* _Text extract_:
The Balkans is a difficult region to navigate. There are ancient blood feuds to content with, not to mention many ethnic quarrels and various border disputes to understand. Inevitably, therefore, most books on the subject are weighty tomes; replete with battles and conflicts, small tribes and large bands.
Unfinest
Hour,
however, does things differently. Its author, Cambridge historian Brendan
Simms, makes a straightforward case: that between 1992 and 1995 the West, Britain
in particular, abandoned Bosnia in her hour of need. Not only were the invading
Serb forces able to act with impunity, but their cause (which involved ethnic
cleansing) was abetted by a British government which undermined calls for
international action at every available turn.
Not only, Simms contends, did this constitute a dereliction
of duty (after the Holocaust what happened to ‘never again’?) but it revealed a
moral deficiency at the heart of Whitehall. ‘Conservative pessimism’ is blamed
for this malaise, as are Douglas Hurd and Malcolm Rifkind, its two principle embodiments.
In their language Bosnia was a land of ‘factions’, where
different ‘parties’ vied for land. Such notions are rejected by Simms. There
was, he argues, no moral equivalence between the various sides: Bosnia was a
sovereign state under persistent attack from an outside enemy force. Indeed, by
failing to draw this distinction the British government misconstrued the conflict
and made matters more complicated than they ought to have been.
Washington, on the other hand, saw Bosnia in a clearer light.
‘Lift and strike’ (end the weapons embargo, attack Serb armed facilities) is
characterised as a positive policy stymied by the pernicious Brits -- who
invoked UNPROFOR and their men on the ground whenever offensive action was
tabled.

* _Information supplied_:
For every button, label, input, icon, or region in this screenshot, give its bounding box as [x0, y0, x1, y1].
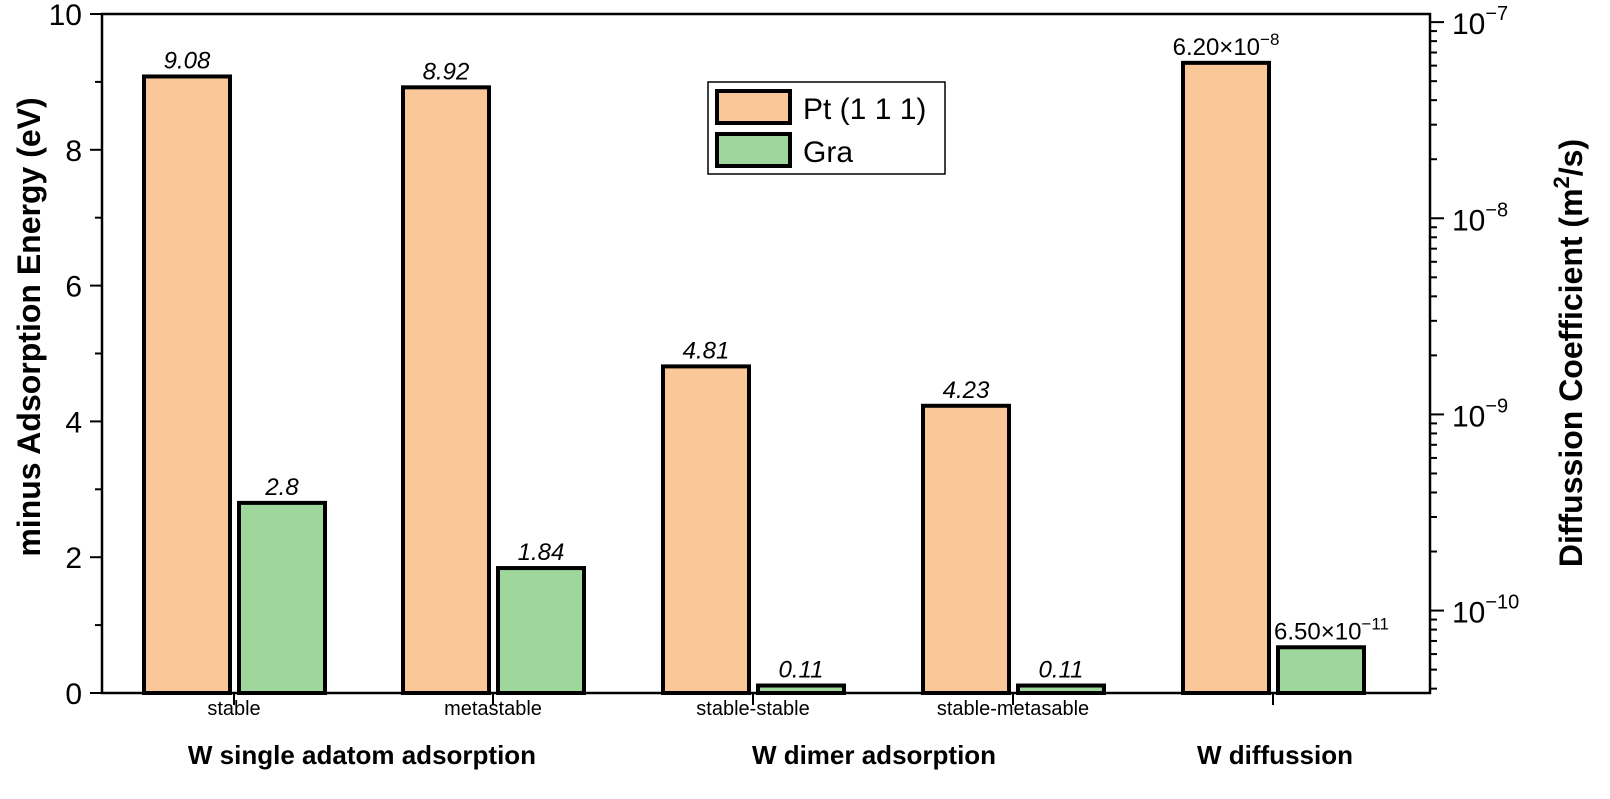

* _Brief_:
Extend the review of Brendan Simms's *Unfinest Hour* beyond its last sentence, carrying on its argument and tone.

* _Result_:
As ‘lift and strike’ died the enthusiasm of the Clinton
administration went with it. However, after a period of futility, in 1995
America witnessed a ‘revolution from above’ when Congress defied the Whitehouse
and voted in favour of a military response. Simms favourably contrasts this
activism with what he sees as the supine behaviour of the British parliament.
Going further he characterises London’s Bosnia policy as a failure of the
establishment-class.
In this vein both David Owen, co-author of the Vance-Owen plan,
and General Michael Rose, UNPROFOR commander, are personally assailed for their
contributions. Such personal attacks are unusual in British political writing
and come across as unwarranted and unkind. That said, Owen too readily toed the
Foreign Office line, and Rose harboured an unhealthy respect for the Serb
forces’ professionalism, heritage and history.
For those interested in decision making there is much to
gain from Simms’ account. For instance, the construction of a consensus is
particularly interesting to behold. Indeed, whatever one thinks of British
policy it is clear that Ministers failed to adequately challenge the advice
they received; they were beholden to the men on the ground.
In addition, analogy (not for the first time) had a negative
effect. A little history, it seems, is a dangerous thing, especially when
old-hands justify present positions by invoking the past. Too often, officials
made fatuous reference to Northern Ireland (and to a lesser extent Cyprus) when
discussing Bosnia’s plight. Moreover, the role the Serbs played during the
Second World War appeared all too often in British thinking.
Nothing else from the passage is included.